## Data shown

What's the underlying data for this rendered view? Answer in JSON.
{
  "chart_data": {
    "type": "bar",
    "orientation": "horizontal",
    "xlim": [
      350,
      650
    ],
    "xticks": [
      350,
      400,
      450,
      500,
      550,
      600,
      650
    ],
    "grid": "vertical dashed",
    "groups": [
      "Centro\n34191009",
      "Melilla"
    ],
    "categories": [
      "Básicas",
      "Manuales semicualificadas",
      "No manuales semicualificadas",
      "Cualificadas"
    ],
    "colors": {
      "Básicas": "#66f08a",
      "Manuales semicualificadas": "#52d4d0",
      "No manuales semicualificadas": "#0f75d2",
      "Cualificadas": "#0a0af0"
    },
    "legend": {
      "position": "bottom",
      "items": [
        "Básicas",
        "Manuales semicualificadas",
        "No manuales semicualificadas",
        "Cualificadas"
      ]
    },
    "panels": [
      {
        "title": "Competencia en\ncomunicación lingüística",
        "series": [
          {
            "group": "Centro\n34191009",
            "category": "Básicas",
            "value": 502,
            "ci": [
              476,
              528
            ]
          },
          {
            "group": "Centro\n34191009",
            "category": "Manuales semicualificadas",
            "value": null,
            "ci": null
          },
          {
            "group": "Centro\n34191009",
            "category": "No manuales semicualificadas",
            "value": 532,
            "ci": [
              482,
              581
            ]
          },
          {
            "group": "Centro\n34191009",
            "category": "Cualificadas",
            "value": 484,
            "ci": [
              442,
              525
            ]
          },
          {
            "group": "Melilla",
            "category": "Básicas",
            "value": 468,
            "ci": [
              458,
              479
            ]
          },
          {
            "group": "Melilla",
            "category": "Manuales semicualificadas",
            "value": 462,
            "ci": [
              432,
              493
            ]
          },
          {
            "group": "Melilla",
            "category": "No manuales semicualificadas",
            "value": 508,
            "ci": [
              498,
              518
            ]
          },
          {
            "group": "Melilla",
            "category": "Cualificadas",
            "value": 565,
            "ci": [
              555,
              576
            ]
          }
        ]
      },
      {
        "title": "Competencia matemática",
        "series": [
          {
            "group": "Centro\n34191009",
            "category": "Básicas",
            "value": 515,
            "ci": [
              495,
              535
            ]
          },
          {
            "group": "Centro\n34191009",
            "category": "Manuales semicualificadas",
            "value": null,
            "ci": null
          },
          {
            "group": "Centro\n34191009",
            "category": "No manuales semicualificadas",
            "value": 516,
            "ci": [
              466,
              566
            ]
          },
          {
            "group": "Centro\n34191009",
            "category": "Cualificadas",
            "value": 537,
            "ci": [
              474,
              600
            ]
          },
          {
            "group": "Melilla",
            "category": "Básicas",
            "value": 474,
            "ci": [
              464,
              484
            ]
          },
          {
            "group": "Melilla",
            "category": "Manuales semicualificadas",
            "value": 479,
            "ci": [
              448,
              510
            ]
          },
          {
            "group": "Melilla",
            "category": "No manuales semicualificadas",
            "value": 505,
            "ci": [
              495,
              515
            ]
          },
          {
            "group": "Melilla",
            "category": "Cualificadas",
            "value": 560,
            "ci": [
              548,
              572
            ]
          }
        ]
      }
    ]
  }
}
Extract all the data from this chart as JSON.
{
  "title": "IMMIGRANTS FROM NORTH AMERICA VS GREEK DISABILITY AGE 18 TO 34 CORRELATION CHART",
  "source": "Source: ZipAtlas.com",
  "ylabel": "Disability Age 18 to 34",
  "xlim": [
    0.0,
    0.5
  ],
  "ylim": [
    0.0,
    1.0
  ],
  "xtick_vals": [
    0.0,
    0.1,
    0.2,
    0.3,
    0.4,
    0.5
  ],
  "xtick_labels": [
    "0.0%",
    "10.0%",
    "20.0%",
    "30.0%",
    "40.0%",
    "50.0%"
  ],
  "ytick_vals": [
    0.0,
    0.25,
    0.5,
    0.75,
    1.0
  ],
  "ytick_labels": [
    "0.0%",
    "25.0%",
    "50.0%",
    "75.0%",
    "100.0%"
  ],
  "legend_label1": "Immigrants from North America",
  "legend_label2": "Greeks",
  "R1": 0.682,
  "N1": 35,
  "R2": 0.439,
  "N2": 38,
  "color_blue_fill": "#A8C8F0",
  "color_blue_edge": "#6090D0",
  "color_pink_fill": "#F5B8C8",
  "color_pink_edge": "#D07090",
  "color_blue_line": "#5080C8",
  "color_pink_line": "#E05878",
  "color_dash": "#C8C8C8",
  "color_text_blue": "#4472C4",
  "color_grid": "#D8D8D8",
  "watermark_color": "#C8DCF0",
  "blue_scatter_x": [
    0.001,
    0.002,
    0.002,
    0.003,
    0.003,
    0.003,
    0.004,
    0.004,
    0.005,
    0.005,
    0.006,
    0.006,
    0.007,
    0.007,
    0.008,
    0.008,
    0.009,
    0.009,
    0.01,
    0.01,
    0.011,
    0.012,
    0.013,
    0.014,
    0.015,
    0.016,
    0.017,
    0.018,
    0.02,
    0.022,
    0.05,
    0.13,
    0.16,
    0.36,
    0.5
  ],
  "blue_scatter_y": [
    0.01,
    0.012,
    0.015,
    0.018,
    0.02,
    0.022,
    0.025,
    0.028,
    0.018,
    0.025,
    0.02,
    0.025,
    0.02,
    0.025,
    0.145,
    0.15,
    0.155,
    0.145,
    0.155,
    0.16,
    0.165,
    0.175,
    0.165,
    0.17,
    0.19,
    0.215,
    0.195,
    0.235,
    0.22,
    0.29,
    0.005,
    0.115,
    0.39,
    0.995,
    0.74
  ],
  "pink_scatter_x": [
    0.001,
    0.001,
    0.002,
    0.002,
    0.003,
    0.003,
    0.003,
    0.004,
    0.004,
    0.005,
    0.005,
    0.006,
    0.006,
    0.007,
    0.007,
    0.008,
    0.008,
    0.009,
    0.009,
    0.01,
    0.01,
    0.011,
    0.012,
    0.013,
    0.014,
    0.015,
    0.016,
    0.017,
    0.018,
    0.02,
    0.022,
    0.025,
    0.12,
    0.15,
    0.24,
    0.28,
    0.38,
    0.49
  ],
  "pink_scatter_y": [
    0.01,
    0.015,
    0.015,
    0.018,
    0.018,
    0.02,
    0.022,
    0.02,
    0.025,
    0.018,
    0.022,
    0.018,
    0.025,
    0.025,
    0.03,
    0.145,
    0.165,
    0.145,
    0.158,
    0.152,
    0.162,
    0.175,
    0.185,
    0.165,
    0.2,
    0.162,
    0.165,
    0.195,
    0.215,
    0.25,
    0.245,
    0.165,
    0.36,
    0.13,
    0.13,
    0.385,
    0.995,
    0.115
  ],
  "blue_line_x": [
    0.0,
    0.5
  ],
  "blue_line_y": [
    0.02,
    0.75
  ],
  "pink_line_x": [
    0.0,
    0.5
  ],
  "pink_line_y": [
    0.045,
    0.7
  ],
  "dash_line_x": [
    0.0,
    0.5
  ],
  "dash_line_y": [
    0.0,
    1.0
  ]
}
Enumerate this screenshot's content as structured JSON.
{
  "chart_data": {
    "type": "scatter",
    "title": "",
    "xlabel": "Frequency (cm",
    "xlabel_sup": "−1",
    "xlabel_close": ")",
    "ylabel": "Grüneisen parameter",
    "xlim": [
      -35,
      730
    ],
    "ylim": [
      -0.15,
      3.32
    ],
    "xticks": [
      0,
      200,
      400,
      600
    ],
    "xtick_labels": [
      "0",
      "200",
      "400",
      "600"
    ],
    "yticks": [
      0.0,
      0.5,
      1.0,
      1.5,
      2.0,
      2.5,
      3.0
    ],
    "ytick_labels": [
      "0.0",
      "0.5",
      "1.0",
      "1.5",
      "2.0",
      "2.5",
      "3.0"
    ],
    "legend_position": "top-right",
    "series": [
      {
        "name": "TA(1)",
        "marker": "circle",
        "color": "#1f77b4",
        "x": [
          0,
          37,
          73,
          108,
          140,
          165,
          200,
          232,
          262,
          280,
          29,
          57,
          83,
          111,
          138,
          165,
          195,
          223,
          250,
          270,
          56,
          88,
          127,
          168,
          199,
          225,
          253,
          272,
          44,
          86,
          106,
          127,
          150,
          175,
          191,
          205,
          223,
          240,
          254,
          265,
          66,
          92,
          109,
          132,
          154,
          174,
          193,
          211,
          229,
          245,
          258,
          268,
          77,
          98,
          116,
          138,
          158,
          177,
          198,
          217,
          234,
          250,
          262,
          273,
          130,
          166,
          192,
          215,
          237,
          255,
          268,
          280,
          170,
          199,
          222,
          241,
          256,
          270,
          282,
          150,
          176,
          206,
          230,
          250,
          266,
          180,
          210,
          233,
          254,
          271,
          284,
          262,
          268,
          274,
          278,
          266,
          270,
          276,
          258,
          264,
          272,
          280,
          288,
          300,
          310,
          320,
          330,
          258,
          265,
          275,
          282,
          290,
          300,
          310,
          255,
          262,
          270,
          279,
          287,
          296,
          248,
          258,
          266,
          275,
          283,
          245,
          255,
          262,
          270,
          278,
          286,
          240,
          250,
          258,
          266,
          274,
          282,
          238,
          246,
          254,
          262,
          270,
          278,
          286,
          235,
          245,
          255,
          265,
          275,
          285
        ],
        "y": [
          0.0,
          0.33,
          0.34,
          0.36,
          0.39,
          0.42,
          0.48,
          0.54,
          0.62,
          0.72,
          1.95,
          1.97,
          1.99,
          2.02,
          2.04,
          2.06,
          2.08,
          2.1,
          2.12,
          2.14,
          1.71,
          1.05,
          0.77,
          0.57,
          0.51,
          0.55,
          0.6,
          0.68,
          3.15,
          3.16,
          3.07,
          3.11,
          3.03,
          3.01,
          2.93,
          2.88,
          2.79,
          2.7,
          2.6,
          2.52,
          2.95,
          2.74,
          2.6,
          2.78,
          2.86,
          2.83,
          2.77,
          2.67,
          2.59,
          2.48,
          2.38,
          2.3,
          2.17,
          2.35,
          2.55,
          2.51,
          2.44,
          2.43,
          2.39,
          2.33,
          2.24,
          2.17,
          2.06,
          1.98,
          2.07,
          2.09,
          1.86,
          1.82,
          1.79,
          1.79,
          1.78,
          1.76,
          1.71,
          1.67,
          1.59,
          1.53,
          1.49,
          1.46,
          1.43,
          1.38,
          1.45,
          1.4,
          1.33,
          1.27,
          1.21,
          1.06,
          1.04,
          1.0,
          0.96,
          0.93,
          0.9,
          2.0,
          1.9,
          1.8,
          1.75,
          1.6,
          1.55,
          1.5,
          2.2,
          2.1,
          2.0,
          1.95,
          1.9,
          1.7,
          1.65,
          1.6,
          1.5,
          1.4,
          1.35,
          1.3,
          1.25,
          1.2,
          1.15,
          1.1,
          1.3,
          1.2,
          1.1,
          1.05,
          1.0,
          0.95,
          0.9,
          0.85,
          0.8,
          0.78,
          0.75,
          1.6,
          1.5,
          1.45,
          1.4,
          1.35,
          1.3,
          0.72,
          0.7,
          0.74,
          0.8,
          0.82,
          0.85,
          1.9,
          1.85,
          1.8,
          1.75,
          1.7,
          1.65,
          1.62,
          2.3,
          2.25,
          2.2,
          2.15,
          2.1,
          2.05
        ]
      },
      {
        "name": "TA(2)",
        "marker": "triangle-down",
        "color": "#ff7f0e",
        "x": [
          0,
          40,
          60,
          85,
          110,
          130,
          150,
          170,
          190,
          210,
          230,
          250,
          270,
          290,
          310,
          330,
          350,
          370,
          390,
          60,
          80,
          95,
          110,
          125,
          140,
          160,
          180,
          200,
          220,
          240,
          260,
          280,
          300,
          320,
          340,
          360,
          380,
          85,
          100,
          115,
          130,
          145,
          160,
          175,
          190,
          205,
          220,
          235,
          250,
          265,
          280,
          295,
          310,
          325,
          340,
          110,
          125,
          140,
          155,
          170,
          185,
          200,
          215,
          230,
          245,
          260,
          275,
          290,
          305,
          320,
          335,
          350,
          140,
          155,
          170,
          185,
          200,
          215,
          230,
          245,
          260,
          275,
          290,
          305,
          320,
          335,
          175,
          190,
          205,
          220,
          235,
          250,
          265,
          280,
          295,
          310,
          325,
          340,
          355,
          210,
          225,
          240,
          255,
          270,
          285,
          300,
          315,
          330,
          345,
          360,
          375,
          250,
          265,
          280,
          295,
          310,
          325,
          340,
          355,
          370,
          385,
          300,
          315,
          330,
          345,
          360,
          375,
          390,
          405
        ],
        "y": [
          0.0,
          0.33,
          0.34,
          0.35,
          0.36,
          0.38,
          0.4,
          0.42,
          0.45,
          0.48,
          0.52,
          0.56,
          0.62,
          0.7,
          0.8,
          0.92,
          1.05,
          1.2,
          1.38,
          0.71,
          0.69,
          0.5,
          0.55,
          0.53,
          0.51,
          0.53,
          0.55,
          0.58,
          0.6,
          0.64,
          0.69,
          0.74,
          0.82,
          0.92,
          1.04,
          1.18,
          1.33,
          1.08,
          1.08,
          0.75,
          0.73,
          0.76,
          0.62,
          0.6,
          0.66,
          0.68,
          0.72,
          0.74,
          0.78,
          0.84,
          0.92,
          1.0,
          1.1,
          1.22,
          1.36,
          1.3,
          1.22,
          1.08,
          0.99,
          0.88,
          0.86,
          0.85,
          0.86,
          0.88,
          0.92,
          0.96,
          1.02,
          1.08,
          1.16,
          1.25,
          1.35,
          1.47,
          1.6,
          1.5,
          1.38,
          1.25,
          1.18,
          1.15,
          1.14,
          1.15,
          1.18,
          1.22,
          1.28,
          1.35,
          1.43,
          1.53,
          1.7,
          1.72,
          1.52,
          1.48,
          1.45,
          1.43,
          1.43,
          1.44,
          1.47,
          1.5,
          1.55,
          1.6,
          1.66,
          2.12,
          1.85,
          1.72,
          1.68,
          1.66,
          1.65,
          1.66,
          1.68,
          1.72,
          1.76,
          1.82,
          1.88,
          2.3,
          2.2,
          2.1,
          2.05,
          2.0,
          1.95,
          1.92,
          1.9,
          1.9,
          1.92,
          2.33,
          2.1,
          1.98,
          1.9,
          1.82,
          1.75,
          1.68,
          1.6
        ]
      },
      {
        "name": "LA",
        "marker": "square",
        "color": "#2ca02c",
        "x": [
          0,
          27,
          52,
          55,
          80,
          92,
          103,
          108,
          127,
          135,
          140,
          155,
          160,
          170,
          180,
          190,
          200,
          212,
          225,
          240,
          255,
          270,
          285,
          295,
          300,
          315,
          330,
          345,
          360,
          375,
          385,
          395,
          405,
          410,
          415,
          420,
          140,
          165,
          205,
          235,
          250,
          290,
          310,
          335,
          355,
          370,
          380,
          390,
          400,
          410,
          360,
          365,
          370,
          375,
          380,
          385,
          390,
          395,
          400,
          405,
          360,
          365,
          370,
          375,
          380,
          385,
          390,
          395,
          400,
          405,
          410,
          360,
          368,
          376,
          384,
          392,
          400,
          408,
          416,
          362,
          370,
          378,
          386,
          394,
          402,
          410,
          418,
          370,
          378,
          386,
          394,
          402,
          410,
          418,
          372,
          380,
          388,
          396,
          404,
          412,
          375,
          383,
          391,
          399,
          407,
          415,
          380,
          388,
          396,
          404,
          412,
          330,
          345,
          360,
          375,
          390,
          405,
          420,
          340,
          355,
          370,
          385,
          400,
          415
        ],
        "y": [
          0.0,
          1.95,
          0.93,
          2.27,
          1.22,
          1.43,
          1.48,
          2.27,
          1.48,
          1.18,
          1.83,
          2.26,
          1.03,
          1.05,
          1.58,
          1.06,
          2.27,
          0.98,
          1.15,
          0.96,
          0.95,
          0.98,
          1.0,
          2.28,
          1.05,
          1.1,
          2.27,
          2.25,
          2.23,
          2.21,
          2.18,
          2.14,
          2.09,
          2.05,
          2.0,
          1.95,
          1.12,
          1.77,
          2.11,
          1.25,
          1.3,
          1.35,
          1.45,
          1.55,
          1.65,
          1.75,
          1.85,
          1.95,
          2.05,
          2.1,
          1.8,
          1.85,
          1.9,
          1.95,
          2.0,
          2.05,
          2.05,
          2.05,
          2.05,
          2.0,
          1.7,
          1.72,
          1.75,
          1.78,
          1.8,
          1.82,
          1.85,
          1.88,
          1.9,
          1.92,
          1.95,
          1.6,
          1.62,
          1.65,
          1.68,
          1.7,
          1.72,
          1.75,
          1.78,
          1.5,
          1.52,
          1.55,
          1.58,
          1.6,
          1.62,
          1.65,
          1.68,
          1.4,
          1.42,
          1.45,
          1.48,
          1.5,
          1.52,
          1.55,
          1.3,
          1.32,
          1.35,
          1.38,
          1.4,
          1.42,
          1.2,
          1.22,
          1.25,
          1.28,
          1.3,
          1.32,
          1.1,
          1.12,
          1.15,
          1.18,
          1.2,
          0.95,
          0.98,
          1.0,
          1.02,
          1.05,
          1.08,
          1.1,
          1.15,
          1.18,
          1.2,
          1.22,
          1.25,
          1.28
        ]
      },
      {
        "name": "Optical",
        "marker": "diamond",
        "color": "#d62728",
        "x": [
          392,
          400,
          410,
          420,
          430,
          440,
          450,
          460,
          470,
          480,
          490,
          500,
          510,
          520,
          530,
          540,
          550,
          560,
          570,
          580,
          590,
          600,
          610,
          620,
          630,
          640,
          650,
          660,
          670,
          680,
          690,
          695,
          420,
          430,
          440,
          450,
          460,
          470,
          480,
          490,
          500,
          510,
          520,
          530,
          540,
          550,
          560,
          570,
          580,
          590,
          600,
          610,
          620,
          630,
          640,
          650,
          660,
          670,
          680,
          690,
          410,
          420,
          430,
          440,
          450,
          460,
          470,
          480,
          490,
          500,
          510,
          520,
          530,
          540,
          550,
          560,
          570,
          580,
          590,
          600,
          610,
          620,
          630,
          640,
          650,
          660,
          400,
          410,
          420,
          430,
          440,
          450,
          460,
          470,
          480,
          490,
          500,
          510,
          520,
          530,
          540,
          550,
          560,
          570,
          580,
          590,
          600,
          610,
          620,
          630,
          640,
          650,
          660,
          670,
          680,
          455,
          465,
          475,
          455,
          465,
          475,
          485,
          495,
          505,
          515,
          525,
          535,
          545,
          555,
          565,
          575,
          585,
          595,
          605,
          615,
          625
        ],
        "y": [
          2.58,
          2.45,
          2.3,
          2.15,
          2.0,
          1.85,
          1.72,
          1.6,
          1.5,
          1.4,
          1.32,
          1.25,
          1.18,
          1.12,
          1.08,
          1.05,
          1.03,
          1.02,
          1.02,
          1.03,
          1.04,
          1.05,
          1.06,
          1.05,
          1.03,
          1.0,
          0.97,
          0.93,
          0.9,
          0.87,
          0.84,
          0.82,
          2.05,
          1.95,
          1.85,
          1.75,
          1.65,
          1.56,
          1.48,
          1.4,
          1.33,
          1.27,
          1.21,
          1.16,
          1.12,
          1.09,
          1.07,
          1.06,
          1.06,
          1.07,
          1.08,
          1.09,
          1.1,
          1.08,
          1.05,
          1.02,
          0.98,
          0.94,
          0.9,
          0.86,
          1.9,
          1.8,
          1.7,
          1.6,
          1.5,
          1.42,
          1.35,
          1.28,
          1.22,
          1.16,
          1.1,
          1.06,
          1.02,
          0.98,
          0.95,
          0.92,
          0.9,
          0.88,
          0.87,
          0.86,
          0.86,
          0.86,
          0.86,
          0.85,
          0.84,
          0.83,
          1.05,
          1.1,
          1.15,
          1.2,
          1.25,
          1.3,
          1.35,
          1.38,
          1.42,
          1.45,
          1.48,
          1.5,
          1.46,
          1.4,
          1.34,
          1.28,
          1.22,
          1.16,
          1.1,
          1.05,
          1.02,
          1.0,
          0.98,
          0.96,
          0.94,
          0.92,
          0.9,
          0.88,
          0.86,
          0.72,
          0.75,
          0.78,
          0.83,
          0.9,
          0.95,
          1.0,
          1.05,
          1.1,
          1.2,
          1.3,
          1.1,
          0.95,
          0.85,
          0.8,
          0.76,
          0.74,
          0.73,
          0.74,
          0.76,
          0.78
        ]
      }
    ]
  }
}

## The exercise
Take every line that includes the string "title" and copy it.

## Finished task
        "title": "Competencia en\ncomunicación lingüística",
        "title": "Competencia matemática",
  "title": "IMMIGRANTS FROM NORTH AMERICA VS GREEK DISABILITY AGE 18 TO 34 CORRELATION CHART",
    "title": "",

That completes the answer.